··· Фрагмент документа ···
Это если говорить про установку, концепцию, а на практике дело в то время, в начале 1990‐х, происходило примерно так, как описала Ольга Максакова:
Вернувшись в Москву, он на следующий день помчался в мастерскую. С материалами в ту пору было неважно: подрамники надо было заказывать, покупать холст на Масловке. Но, к счастью, незадолго до поездки его добрая приятельница Нина Ростиславовна Сидорова, работавшая в МОСХе, подарила несколько списанных холстов с аляповатыми изображениями не то вождей, не то строек коммунизма. Поверх такого холста Юрий Николаевич и написал свой зачарованный тополь.
Сам Ларин в одном из интервью высказался следующим образом:
В этой картине можно свободно дышать, то есть не поперхнуться при вздохе. Просто небо, земля, белое дерево.
Меньше чем через год после той поездки межэтнический конфликт в Абхазии перерос в настоящую войну. Многие местные здравницы и дома творчества подверглись разрушениям, другие же выбыли из строя по причине запустения и разорения. Впрочем, в Абхазию, теперь уже в Гагру, Ларин с Максаковой все-таки вернулись еще раз, в 1999‐м, почти сразу после установления в непризнанной республике зыбкого и недолговечного мира. Притяжение тамошней природы по-настоящему так и не отпускало Юрия Николаевича до конца дней, что известно из его высказываний и дневниковых записей; тем не менее, с конца девяностых на черноморском побережье Кавказа он больше не бывал.
Как видим, постепенное возобновление поездок «за вдохновением» началось со старых, более или менее знакомых маршрутов, но уже следующим пунктом назначения оказалась самая что ни на есть заграница, прежде недоступная. Кроме того эпизода из середины 1960‐х, когда инженер-гидротехник Юрий Ларин полулегально, «в связи с производственной необходимостью», на короткое время пересек реку Прут, отделявшую территорию СССР от Румынии, других выездов за пределы страны в его биографии не случалось. Скорее всего, он даже и не пытался получить загранпаспорт, не без оснований придерживаясь тактики «не буди лихо, пока оно тихо». Однако уже настала совсем другая жизнь. И вроде бы две предыдущие «разведки боем», при всех затаенных беспокойствах жены насчет его здоровья, все же позволяли надеяться на оптимистичные сценарии. Ольга Арсеньевна в наших с ней беседах не раз подчеркивала, что при отсутствии жестких противопоказаний обычно старалась поддерживать в Юрии Николаевиче тягу к путешествиям – осознавая, насколько они для него важны. К сожалению, объективная клиническая картина способствовала этому не всегда. Но в 1992‐м не возникло причин проявлять чрезмерную осторожность, и в июне они отправились к берегам Рейна и Рура – Ларин в качестве стипендиата фонда Генриха Бёлля, а Максакова в статусе жены.
Прославленного писателя, нобелевского лауреата, к тому времени уже не было в живых, и фонд его имени действовал в качестве неправительственной институции, патронируемой Партией зеленых. В повестке у них хватало политических и сугубо социальных аспектов, но одной из важных для фонда линий была поддержка творческих людей по всему свету – литераторов, художников, композиторов. Нетрудно догадаться, что перестроечно-постсоветская Россия входила тогда в число приоритетов – хотя бы потому только, что Генрих Бёлль был крайне неравнодушен к событиям, происходившим при его жизни на «шестой части суши». Достаточно вспомнить историю о том, как он встречал в аэропорту и принимал у себя Солженицына, выдворенного из СССР в 1974 году. Стипендиатов фонда Бёлля привечали как раз на той самой даче в Лангенбройхе, где Александр Исаевич коротал время в ожидании своей дальнейшей участи.
···
Что требуется =
Установите, согласуются ли с фрагментом документа утверждения 1–3. Для каждого ответьте «да» или «нет» и приведите решающие слова фрагмента в точной цитате.
1. Поездка Ларина и Максаковой к берегам Рейна и Рура состоялась в июне 1992 года.
2. После поездки, о которой идет речь, Ларин и Максакова в Абхазию больше не возвращались.
3. Списанные холсты Ларину подарила Нина Ростиславовна Сидорова, работавшая в МОСХе.
Записи — самостоятельный материал, с фрагментом документа не связанный.
··· Раздел данных ···
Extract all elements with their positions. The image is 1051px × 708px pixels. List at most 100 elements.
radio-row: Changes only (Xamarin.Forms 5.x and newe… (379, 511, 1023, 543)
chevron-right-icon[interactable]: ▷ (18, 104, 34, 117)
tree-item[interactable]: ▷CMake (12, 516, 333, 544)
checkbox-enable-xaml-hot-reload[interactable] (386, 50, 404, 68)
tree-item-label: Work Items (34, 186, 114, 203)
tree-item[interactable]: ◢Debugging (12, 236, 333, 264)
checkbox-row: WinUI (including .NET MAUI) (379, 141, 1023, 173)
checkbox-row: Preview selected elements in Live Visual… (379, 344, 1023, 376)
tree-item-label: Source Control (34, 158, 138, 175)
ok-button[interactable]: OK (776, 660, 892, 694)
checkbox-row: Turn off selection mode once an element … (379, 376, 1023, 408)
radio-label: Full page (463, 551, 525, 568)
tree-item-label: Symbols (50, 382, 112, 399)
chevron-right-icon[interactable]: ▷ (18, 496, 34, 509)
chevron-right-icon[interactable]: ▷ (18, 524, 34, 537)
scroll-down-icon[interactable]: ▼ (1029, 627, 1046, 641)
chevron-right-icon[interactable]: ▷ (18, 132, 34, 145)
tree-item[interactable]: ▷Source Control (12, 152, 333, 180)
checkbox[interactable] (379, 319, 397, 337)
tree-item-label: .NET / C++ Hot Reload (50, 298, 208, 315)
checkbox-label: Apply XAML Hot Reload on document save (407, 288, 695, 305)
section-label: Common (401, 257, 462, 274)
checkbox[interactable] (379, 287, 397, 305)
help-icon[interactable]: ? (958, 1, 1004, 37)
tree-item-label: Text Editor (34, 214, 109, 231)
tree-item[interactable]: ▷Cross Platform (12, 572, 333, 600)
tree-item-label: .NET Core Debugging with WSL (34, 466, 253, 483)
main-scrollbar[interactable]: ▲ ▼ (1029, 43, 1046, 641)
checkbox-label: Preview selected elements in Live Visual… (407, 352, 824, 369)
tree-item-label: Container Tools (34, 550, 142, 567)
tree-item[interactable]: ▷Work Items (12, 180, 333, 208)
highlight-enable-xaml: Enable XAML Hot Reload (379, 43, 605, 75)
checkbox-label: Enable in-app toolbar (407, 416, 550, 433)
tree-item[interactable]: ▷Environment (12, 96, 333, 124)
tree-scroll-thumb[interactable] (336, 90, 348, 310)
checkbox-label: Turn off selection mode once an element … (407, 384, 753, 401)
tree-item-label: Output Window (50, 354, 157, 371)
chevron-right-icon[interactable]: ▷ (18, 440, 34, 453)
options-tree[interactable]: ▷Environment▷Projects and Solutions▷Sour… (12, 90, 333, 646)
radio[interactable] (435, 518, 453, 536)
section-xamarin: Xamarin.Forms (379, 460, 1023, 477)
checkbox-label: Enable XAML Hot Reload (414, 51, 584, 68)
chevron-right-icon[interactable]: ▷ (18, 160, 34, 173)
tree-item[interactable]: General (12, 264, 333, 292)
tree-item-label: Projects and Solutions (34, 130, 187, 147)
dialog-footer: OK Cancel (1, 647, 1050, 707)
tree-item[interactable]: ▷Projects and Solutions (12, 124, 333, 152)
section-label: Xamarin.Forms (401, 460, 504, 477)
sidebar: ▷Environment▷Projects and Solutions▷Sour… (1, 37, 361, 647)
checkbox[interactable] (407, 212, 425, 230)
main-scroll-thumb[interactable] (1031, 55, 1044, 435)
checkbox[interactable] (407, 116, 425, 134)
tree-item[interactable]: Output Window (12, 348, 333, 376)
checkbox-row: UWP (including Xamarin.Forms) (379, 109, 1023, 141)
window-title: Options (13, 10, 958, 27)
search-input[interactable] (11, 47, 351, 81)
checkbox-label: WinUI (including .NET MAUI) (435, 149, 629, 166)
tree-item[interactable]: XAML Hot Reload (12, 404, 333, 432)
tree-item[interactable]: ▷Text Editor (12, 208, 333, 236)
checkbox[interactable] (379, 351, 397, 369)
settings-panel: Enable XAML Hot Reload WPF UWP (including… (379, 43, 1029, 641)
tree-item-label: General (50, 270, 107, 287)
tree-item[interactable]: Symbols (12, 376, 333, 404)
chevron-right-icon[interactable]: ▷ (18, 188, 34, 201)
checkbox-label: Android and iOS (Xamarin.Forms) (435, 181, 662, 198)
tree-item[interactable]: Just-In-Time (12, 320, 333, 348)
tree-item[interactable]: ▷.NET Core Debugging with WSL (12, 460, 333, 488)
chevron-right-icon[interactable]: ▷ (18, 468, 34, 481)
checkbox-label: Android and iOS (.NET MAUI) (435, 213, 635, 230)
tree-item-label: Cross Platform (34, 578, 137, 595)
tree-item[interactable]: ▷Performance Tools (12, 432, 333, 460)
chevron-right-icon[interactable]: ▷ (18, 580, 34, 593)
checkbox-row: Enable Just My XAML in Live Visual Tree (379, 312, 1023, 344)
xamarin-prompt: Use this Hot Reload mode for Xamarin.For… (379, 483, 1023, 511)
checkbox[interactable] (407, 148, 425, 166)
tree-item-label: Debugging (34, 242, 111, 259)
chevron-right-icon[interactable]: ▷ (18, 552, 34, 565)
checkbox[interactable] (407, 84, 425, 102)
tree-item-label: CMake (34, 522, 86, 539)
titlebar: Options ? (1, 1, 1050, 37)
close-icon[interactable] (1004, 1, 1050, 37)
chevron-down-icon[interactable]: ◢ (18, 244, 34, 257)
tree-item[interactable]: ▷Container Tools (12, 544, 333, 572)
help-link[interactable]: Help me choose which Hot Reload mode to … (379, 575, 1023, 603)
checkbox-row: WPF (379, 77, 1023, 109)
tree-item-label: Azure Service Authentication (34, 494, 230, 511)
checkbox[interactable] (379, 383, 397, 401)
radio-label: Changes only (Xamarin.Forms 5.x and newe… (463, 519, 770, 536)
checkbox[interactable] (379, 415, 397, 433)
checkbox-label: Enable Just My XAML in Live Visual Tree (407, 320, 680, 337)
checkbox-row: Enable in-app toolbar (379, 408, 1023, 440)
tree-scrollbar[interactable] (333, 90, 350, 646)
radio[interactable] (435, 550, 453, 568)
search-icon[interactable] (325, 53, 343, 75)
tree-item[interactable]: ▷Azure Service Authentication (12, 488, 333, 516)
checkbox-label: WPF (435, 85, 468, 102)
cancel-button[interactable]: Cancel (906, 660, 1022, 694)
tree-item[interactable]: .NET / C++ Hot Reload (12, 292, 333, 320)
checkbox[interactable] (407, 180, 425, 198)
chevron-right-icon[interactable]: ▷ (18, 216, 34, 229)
···
Ответ =
1. Да: «Но в 1992‐м не возникло причин проявлять чрезмерную осторожность, и в июне они отправились к берегам Рейна и Рура».
2. Нет: «в Абхазию, теперь уже в Гагру, Ларин с Максаковой все-таки вернулись еще раз, в 1999‐м».
3. Да: «его добрая приятельница Нина Ростиславовна Сидорова, работавшая в МОСХе, подарила несколько списанных холстов».